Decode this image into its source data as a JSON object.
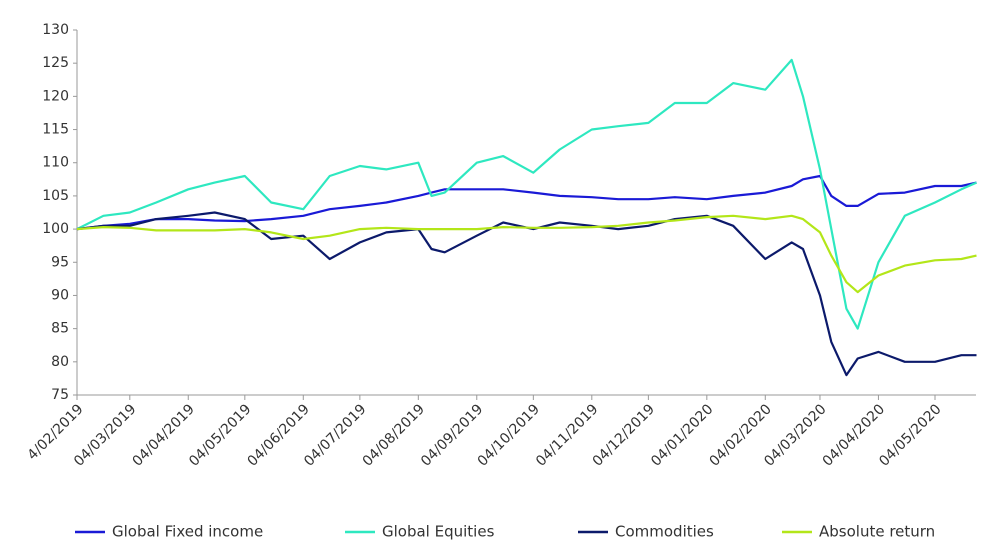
{
  "chart_data": {
    "type": "line",
    "x": [
      "04/02/2019",
      "18/02/2019",
      "04/03/2019",
      "18/03/2019",
      "04/04/2019",
      "18/04/2019",
      "04/05/2019",
      "18/05/2019",
      "04/06/2019",
      "18/06/2019",
      "04/07/2019",
      "18/07/2019",
      "04/08/2019",
      "11/08/2019",
      "18/08/2019",
      "04/09/2019",
      "18/09/2019",
      "04/10/2019",
      "18/10/2019",
      "04/11/2019",
      "18/11/2019",
      "04/12/2019",
      "18/12/2019",
      "04/01/2020",
      "18/01/2020",
      "04/02/2020",
      "18/02/2020",
      "24/02/2020",
      "04/03/2020",
      "10/03/2020",
      "18/03/2020",
      "24/03/2020",
      "04/04/2020",
      "18/04/2020",
      "04/05/2020",
      "18/05/2020",
      "26/05/2020"
    ],
    "series": [
      {
        "name": "Global Fixed income",
        "color": "#1a1ad6",
        "values": [
          100,
          100.5,
          100.8,
          101.5,
          101.5,
          101.3,
          101.2,
          101.5,
          102,
          103,
          103.5,
          104,
          105,
          105.5,
          106,
          106,
          106,
          105.5,
          105,
          104.8,
          104.5,
          104.5,
          104.8,
          104.5,
          105,
          105.5,
          106.5,
          107.5,
          108,
          105,
          103.5,
          103.5,
          105.3,
          105.5,
          106.5,
          106.5,
          107
        ]
      },
      {
        "name": "Global Equities",
        "color": "#2ee8c0",
        "values": [
          100,
          102,
          102.5,
          104,
          106,
          107,
          108,
          104,
          103,
          108,
          109.5,
          109,
          110,
          105,
          105.5,
          110,
          111,
          108.5,
          112,
          115,
          115.5,
          116,
          119,
          119,
          122,
          121,
          125.5,
          120,
          109,
          100,
          88,
          85,
          95,
          102,
          104,
          106,
          107
        ]
      },
      {
        "name": "Commodities",
        "color": "#0c1a6b",
        "values": [
          100,
          100.5,
          100.5,
          101.5,
          102,
          102.5,
          101.5,
          98.5,
          99,
          95.5,
          98,
          99.5,
          100,
          97,
          96.5,
          99,
          101,
          100,
          101,
          100.5,
          100,
          100.5,
          101.5,
          102,
          100.5,
          95.5,
          98,
          97,
          90,
          83,
          78,
          80.5,
          81.5,
          80,
          80,
          81,
          81
        ]
      },
      {
        "name": "Absolute return",
        "color": "#b3e619",
        "values": [
          100,
          100.3,
          100.2,
          99.8,
          99.8,
          99.8,
          100,
          99.5,
          98.5,
          99,
          100,
          100.2,
          100,
          100,
          100,
          100,
          100.3,
          100.2,
          100.2,
          100.3,
          100.5,
          101,
          101.3,
          101.8,
          102,
          101.5,
          102,
          101.5,
          99.5,
          96,
          92,
          90.5,
          93,
          94.5,
          95.3,
          95.5,
          96
        ]
      }
    ],
    "xticks": [
      "4/02/2019",
      "04/03/2019",
      "04/04/2019",
      "04/05/2019",
      "04/06/2019",
      "04/07/2019",
      "04/08/2019",
      "04/09/2019",
      "04/10/2019",
      "04/11/2019",
      "04/12/2019",
      "04/01/2020",
      "04/02/2020",
      "04/03/2020",
      "04/04/2020",
      "04/05/2020"
    ],
    "ylim": [
      75,
      130
    ],
    "yticks": [
      75,
      80,
      85,
      90,
      95,
      100,
      105,
      110,
      115,
      120,
      125,
      130
    ],
    "grid": false,
    "legend": "bottom"
  }
}
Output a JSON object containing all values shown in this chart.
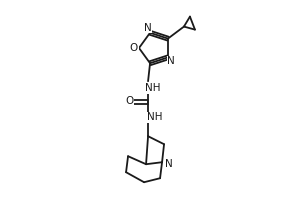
{
  "line_color": "#1a1a1a",
  "line_width": 1.3,
  "font_size": 7.5,
  "figsize": [
    3.0,
    2.0
  ],
  "dpi": 100,
  "xlim": [
    0,
    300
  ],
  "ylim": [
    0,
    200
  ]
}
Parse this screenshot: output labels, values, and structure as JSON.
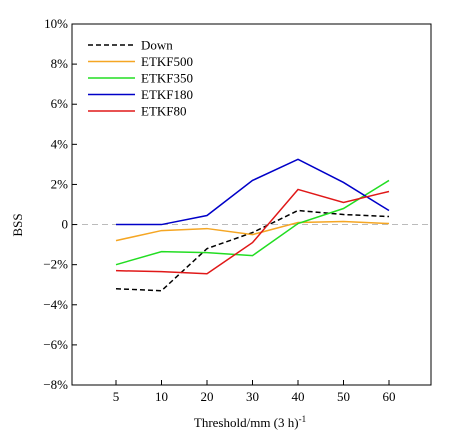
{
  "chart_data": {
    "type": "line",
    "title": "",
    "xlabel": "Threshold/mm (3 h)",
    "xlabel_exponent": "-1",
    "ylabel": "BSS",
    "categories": [
      "5",
      "10",
      "20",
      "30",
      "40",
      "50",
      "60"
    ],
    "yticks": [
      "10%",
      "8%",
      "6%",
      "4%",
      "2%",
      "0",
      "−2%",
      "−4%",
      "−6%",
      "−8%"
    ],
    "ylim": [
      -8,
      10
    ],
    "y_unit": "%",
    "grid": false,
    "zero_reference_line": true,
    "legend_position": "top-left",
    "series": [
      {
        "name": "Down",
        "color": "#000000",
        "dash": "dashed",
        "values": [
          -3.2,
          -3.3,
          -1.2,
          -0.4,
          0.7,
          0.5,
          0.4
        ]
      },
      {
        "name": "ETKF500",
        "color": "#f5a623",
        "dash": "solid",
        "values": [
          -0.8,
          -0.3,
          -0.2,
          -0.5,
          0.1,
          0.15,
          0.05
        ]
      },
      {
        "name": "ETKF350",
        "color": "#22dd22",
        "dash": "solid",
        "values": [
          -2.0,
          -1.35,
          -1.4,
          -1.55,
          0.05,
          0.8,
          2.2
        ]
      },
      {
        "name": "ETKF180",
        "color": "#0000c8",
        "dash": "solid",
        "values": [
          0.0,
          0.0,
          0.45,
          2.2,
          3.25,
          2.1,
          0.7
        ]
      },
      {
        "name": "ETKF80",
        "color": "#e01818",
        "dash": "solid",
        "values": [
          -2.3,
          -2.35,
          -2.45,
          -0.9,
          1.75,
          1.1,
          1.65
        ]
      }
    ]
  }
}
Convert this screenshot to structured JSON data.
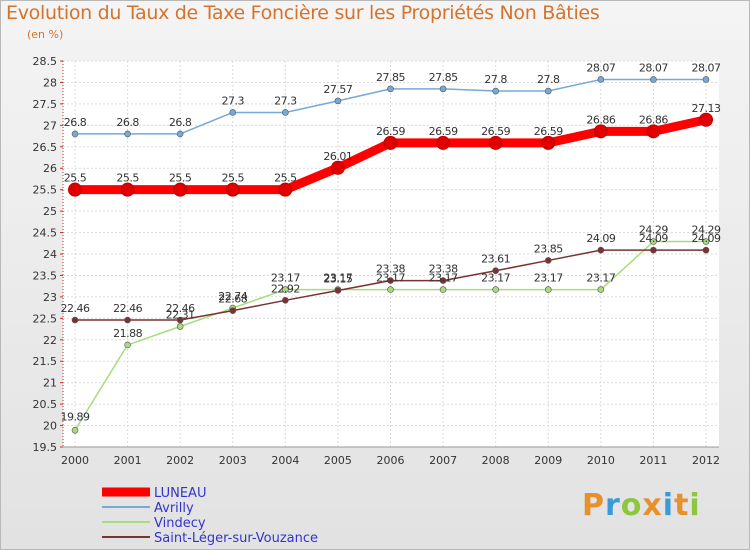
{
  "title": "Evolution du Taux de Taxe Foncière sur les Propriétés Non Bâties",
  "unit_label": "(en %)",
  "logo_text": "Proxiti",
  "logo_colors": [
    "#e8902a",
    "#3a9ad9",
    "#8dc63f",
    "#e8902a",
    "#3a9ad9",
    "#e8902a",
    "#8dc63f"
  ],
  "chart_data": {
    "type": "line",
    "title": "Evolution du Taux de Taxe Foncière sur les Propriétés Non Bâties",
    "ylabel": "(en %)",
    "xlabel": "",
    "x": [
      "2000",
      "2001",
      "2002",
      "2003",
      "2004",
      "2005",
      "2006",
      "2007",
      "2008",
      "2009",
      "2010",
      "2011",
      "2012"
    ],
    "ylim": [
      19.5,
      28.5
    ],
    "yticks": [
      "19.5",
      "20",
      "20.5",
      "21",
      "21.5",
      "22",
      "22.5",
      "23",
      "23.5",
      "24",
      "24.5",
      "25",
      "25.5",
      "26",
      "26.5",
      "27",
      "27.5",
      "28",
      "28.5"
    ],
    "series": [
      {
        "name": "LUNEAU",
        "color": "#ff0000",
        "values": [
          25.5,
          25.5,
          25.5,
          25.5,
          25.5,
          26.01,
          26.59,
          26.59,
          26.59,
          26.59,
          26.86,
          26.86,
          27.13
        ],
        "labels": [
          "25.5",
          "25.5",
          "25.5",
          "25.5",
          "25.5",
          "26.01",
          "26.59",
          "26.59",
          "26.59",
          "26.59",
          "26.86",
          "26.86",
          "27.13"
        ]
      },
      {
        "name": "Avrilly",
        "color": "#77a9d6",
        "values": [
          26.8,
          26.8,
          26.8,
          27.3,
          27.3,
          27.57,
          27.85,
          27.85,
          27.8,
          27.8,
          28.07,
          28.07,
          28.07
        ],
        "labels": [
          "26.8",
          "26.8",
          "26.8",
          "27.3",
          "27.3",
          "27.57",
          "27.85",
          "27.85",
          "27.8",
          "27.8",
          "28.07",
          "28.07",
          "28.07"
        ]
      },
      {
        "name": "Vindecy",
        "color": "#a6dc7c",
        "values": [
          19.89,
          21.88,
          22.31,
          22.74,
          23.17,
          23.17,
          23.17,
          23.17,
          23.17,
          23.17,
          23.17,
          24.29,
          24.29
        ],
        "labels": [
          "19.89",
          "21.88",
          "22.31",
          "22.74",
          "23.17",
          "23.17",
          "23.17",
          "23.17",
          "23.17",
          "23.17",
          "23.17",
          "24.29",
          "24.29"
        ]
      },
      {
        "name": "Saint-Léger-sur-Vouzance",
        "color": "#7a3232",
        "values": [
          22.46,
          22.46,
          22.46,
          22.68,
          22.92,
          23.15,
          23.38,
          23.38,
          23.61,
          23.85,
          24.09,
          24.09,
          24.09
        ],
        "labels": [
          "22.46",
          "22.46",
          "22.46",
          "22.68",
          "22.92",
          "23.15",
          "23.38",
          "23.38",
          "23.61",
          "23.85",
          "24.09",
          "24.09",
          "24.09"
        ]
      }
    ],
    "grid": true,
    "legend_position": "bottom-left"
  }
}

★ ★ ★

### Given task
Isolate the lines above that contain the word "this" and copy them.

### Task response
Decode this image into its source data as a JSON object.
Output a JSON object containing all values shown in this chart.
Parse this screenshot: output labels, values, and structure as JSON.
Convert this screenshot to structured JSON data.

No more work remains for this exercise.